# Given exercise:
Copy out the listing exactly.

# Input data:
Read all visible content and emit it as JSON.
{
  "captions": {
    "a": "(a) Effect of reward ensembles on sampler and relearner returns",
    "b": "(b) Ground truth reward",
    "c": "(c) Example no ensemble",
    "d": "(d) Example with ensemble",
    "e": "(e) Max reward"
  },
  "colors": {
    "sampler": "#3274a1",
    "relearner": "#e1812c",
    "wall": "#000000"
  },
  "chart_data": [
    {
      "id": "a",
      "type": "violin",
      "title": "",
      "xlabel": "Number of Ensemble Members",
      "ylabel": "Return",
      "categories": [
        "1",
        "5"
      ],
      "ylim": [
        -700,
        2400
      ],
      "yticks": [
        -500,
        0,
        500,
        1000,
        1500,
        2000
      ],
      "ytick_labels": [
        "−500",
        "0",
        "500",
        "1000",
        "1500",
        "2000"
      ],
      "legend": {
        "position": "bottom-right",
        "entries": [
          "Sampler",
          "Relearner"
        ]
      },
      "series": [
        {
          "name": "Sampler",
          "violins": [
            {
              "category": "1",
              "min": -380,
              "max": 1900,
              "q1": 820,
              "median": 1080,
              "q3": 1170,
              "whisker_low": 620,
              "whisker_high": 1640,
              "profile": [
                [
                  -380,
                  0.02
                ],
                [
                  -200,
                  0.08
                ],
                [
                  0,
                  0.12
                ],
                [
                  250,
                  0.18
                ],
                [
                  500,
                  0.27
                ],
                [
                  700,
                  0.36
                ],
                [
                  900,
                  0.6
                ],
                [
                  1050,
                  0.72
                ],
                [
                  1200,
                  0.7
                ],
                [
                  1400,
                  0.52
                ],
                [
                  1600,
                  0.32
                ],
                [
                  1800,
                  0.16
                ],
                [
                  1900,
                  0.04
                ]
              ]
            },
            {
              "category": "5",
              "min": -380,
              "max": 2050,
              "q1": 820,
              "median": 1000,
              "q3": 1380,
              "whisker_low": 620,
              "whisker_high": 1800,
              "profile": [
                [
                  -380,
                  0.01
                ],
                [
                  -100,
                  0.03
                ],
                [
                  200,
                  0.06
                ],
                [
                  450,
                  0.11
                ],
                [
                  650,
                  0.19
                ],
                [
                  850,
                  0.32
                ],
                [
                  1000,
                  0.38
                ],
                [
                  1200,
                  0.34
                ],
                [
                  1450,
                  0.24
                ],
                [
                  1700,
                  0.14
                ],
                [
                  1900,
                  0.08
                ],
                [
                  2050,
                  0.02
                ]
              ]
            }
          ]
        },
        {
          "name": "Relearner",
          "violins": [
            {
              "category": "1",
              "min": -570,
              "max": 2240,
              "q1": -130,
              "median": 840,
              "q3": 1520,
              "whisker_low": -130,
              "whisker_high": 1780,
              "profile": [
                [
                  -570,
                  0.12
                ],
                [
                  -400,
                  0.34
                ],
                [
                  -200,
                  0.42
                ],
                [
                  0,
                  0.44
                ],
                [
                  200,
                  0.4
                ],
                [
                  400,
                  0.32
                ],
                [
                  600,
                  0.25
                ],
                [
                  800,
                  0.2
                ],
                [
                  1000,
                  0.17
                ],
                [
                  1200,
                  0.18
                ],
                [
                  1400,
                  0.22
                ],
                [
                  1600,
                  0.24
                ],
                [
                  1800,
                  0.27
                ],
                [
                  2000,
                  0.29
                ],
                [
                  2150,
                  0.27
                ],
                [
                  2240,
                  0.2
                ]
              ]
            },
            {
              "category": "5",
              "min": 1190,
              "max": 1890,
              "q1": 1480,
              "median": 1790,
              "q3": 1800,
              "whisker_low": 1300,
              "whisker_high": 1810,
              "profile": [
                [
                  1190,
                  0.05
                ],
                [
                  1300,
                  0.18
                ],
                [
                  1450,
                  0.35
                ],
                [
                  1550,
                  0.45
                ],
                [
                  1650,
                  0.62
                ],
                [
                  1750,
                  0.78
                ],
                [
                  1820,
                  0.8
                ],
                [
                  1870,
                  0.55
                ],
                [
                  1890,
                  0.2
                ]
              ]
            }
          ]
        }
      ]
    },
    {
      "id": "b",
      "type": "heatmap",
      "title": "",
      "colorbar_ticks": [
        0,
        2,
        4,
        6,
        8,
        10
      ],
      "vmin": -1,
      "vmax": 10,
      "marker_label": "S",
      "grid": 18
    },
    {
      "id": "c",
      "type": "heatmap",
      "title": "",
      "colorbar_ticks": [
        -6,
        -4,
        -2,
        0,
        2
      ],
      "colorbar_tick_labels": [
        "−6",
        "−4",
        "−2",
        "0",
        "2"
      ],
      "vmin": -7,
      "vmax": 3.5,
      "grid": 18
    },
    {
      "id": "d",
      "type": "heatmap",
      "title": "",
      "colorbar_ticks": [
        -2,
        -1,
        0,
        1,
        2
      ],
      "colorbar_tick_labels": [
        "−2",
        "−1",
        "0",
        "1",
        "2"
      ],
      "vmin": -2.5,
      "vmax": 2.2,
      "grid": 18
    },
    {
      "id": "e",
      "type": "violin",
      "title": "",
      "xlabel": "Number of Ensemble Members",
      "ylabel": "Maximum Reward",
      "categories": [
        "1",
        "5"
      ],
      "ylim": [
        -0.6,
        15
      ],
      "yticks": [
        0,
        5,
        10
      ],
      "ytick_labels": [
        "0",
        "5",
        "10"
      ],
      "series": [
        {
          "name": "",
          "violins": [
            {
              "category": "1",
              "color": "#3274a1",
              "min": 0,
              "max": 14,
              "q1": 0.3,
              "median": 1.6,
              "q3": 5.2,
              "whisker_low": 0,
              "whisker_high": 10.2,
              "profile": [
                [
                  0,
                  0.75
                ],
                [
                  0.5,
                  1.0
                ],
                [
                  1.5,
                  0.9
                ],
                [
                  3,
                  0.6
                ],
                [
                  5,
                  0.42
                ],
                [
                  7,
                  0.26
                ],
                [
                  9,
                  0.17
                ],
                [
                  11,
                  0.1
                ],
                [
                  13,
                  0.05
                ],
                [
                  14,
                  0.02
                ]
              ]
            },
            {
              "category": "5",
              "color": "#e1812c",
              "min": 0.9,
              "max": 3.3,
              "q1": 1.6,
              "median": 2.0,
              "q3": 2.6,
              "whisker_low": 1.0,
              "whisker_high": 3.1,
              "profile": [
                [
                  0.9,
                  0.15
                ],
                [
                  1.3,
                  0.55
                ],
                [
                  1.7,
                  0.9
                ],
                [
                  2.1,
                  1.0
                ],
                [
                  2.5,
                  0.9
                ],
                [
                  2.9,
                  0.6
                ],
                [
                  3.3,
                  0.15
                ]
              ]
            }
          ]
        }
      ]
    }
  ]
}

# Solution to this problem:
Read all visible content and emit it as JSON.
{
  "captions": {
    "a": "(a) Effect of reward ensembles on sampler and relearner returns",
    "b": "(b) Ground truth reward",
    "c": "(c) Example no ensemble",
    "d": "(d) Example with ensemble",
    "e": "(e) Max reward"
  },
  "colors": {
    "sampler": "#3274a1",
    "relearner": "#e1812c",
    "wall": "#000000"
  },
  "chart_data": [
    {
      "id": "a",
      "type": "violin",
      "title": "",
      "xlabel": "Number of Ensemble Members",
      "ylabel": "Return",
      "categories": [
        "1",
        "5"
      ],
      "ylim": [
        -700,
        2400
      ],
      "yticks": [
        -500,
        0,
        500,
        1000,
        1500,
        2000
      ],
      "ytick_labels": [
        "−500",
        "0",
        "500",
        "1000",
        "1500",
        "2000"
      ],
      "legend": {
        "position": "bottom-right",
        "entries": [
          "Sampler",
          "Relearner"
        ]
      },
      "series": [
        {
          "name": "Sampler",
          "violins": [
            {
              "category": "1",
              "min": -380,
              "max": 1900,
              "q1": 820,
              "median": 1080,
              "q3": 1170,
              "whisker_low": 620,
              "whisker_high": 1640,
              "profile": [
                [
                  -380,
                  0.02
                ],
                [
                  -200,
                  0.08
                ],
                [
                  0,
                  0.12
                ],
                [
                  250,
                  0.18
                ],
                [
                  500,
                  0.27
                ],
                [
                  700,
                  0.36
                ],
                [
                  900,
                  0.6
                ],
                [
                  1050,
                  0.72
                ],
                [
                  1200,
                  0.7
                ],
                [
                  1400,
                  0.52
                ],
                [
                  1600,
                  0.32
                ],
                [
                  1800,
                  0.16
                ],
                [
                  1900,
                  0.04
                ]
              ]
            },
            {
              "category": "5",
              "min": -380,
              "max": 2050,
              "q1": 820,
              "median": 1000,
              "q3": 1380,
              "whisker_low": 620,
              "whisker_high": 1800,
              "profile": [
                [
                  -380,
                  0.01
                ],
                [
                  -100,
                  0.03
                ],
                [
                  200,
                  0.06
                ],
                [
                  450,
                  0.11
                ],
                [
                  650,
                  0.19
                ],
                [
                  850,
                  0.32
                ],
                [
                  1000,
                  0.38
                ],
                [
                  1200,
                  0.34
                ],
                [
                  1450,
                  0.24
                ],
                [
                  1700,
                  0.14
                ],
                [
                  1900,
                  0.08
                ],
                [
                  2050,
                  0.02
                ]
              ]
            }
          ]
        },
        {
          "name": "Relearner",
          "violins": [
            {
              "category": "1",
              "min": -570,
              "max": 2240,
              "q1": -130,
              "median": 840,
              "q3": 1520,
              "whisker_low": -130,
              "whisker_high": 1780,
              "profile": [
                [
                  -570,
                  0.12
                ],
                [
                  -400,
                  0.34
                ],
                [
                  -200,
                  0.42
                ],
                [
                  0,
                  0.44
                ],
                [
                  200,
                  0.4
                ],
                [
                  400,
                  0.32
                ],
                [
                  600,
                  0.25
                ],
                [
                  800,
                  0.2
                ],
                [
                  1000,
                  0.17
                ],
                [
                  1200,
                  0.18
                ],
                [
                  1400,
                  0.22
                ],
                [
                  1600,
                  0.24
                ],
                [
                  1800,
                  0.27
                ],
                [
                  2000,
                  0.29
                ],
                [
                  2150,
                  0.27
                ],
                [
                  2240,
                  0.2
                ]
              ]
            },
            {
              "category": "5",
              "min": 1190,
              "max": 1890,
              "q1": 1480,
              "median": 1790,
              "q3": 1800,
              "whisker_low": 1300,
              "whisker_high": 1810,
              "profile": [
                [
                  1190,
                  0.05
                ],
                [
                  1300,
                  0.18
                ],
                [
                  1450,
                  0.35
                ],
                [
                  1550,
                  0.45
                ],
                [
                  1650,
                  0.62
                ],
                [
                  1750,
                  0.78
                ],
                [
                  1820,
                  0.8
                ],
                [
                  1870,
                  0.55
                ],
                [
                  1890,
                  0.2
                ]
              ]
            }
          ]
        }
      ]
    },
    {
      "id": "b",
      "type": "heatmap",
      "title": "",
      "colorbar_ticks": [
        0,
        2,
        4,
        6,
        8,
        10
      ],
      "vmin": -1,
      "vmax": 10,
      "marker_label": "S",
      "grid": 18
    },
    {
      "id": "c",
      "type": "heatmap",
      "title": "",
      "colorbar_ticks": [
        -6,
        -4,
        -2,
        0,
        2
      ],
      "colorbar_tick_labels": [
        "−6",
        "−4",
        "−2",
        "0",
        "2"
      ],
      "vmin": -7,
      "vmax": 3.5,
      "grid": 18
    },
    {
      "id": "d",
      "type": "heatmap",
      "title": "",
      "colorbar_ticks": [
        -2,
        -1,
        0,
        1,
        2
      ],
      "colorbar_tick_labels": [
        "−2",
        "−1",
        "0",
        "1",
        "2"
      ],
      "vmin": -2.5,
      "vmax": 2.2,
      "grid": 18
    },
    {
      "id": "e",
      "type": "violin",
      "title": "",
      "xlabel": "Number of Ensemble Members",
      "ylabel": "Maximum Reward",
      "categories": [
        "1",
        "5"
      ],
      "ylim": [
        -0.6,
        15
      ],
      "yticks": [
        0,
        5,
        10
      ],
      "ytick_labels": [
        "0",
        "5",
        "10"
      ],
      "series": [
        {
          "name": "",
          "violins": [
            {
              "category": "1",
              "color": "#3274a1",
              "min": 0,
              "max": 14,
              "q1": 0.3,
              "median": 1.6,
              "q3": 5.2,
              "whisker_low": 0,
              "whisker_high": 10.2,
              "profile": [
                [
                  0,
                  0.75
                ],
                [
                  0.5,
                  1.0
                ],
                [
                  1.5,
                  0.9
                ],
                [
                  3,
                  0.6
                ],
                [
                  5,
                  0.42
                ],
                [
                  7,
                  0.26
                ],
                [
                  9,
                  0.17
                ],
                [
                  11,
                  0.1
                ],
                [
                  13,
                  0.05
                ],
                [
                  14,
                  0.02
                ]
              ]
            },
            {
              "category": "5",
              "color": "#e1812c",
              "min": 0.9,
              "max": 3.3,
              "q1": 1.6,
              "median": 2.0,
              "q3": 2.6,
              "whisker_low": 1.0,
              "whisker_high": 3.1,
              "profile": [
                [
                  0.9,
                  0.15
                ],
                [
                  1.3,
                  0.55
                ],
                [
                  1.7,
                  0.9
                ],
                [
                  2.1,
                  1.0
                ],
                [
                  2.5,
                  0.9
                ],
                [
                  2.9,
                  0.6
                ],
                [
                  3.3,
                  0.15
                ]
              ]
            }
          ]
        }
      ]
    }
  ]
}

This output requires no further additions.